Short problem
Copy out each line of the material below that holds the string "JSON".
───
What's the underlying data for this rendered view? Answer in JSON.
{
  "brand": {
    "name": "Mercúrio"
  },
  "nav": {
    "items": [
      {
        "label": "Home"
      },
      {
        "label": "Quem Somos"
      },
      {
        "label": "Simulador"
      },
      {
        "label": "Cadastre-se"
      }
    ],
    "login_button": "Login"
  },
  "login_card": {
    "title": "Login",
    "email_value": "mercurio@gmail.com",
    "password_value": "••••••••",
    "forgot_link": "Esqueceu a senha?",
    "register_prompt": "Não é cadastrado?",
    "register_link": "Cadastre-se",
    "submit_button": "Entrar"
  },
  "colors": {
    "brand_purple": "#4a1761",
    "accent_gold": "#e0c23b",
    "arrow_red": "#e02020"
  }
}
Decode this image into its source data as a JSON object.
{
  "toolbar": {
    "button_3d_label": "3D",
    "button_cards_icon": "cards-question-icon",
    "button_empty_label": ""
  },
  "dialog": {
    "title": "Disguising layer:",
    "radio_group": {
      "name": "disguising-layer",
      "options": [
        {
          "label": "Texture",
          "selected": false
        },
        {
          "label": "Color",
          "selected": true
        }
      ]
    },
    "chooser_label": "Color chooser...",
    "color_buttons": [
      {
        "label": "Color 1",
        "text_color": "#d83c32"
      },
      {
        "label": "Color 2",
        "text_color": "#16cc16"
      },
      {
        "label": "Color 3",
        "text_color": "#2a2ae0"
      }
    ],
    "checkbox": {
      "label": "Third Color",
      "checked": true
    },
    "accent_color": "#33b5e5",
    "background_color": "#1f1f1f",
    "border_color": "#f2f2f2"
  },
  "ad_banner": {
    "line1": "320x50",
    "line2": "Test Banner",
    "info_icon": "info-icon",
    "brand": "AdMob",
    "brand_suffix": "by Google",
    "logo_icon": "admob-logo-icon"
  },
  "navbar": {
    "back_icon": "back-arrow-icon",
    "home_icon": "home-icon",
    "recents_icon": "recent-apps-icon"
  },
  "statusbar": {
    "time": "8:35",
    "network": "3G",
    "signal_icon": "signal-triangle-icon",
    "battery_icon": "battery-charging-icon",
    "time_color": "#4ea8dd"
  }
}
───
Correct output
What's the underlying data for this rendered view? Answer in JSON.
Decode this image into its source data as a JSON object.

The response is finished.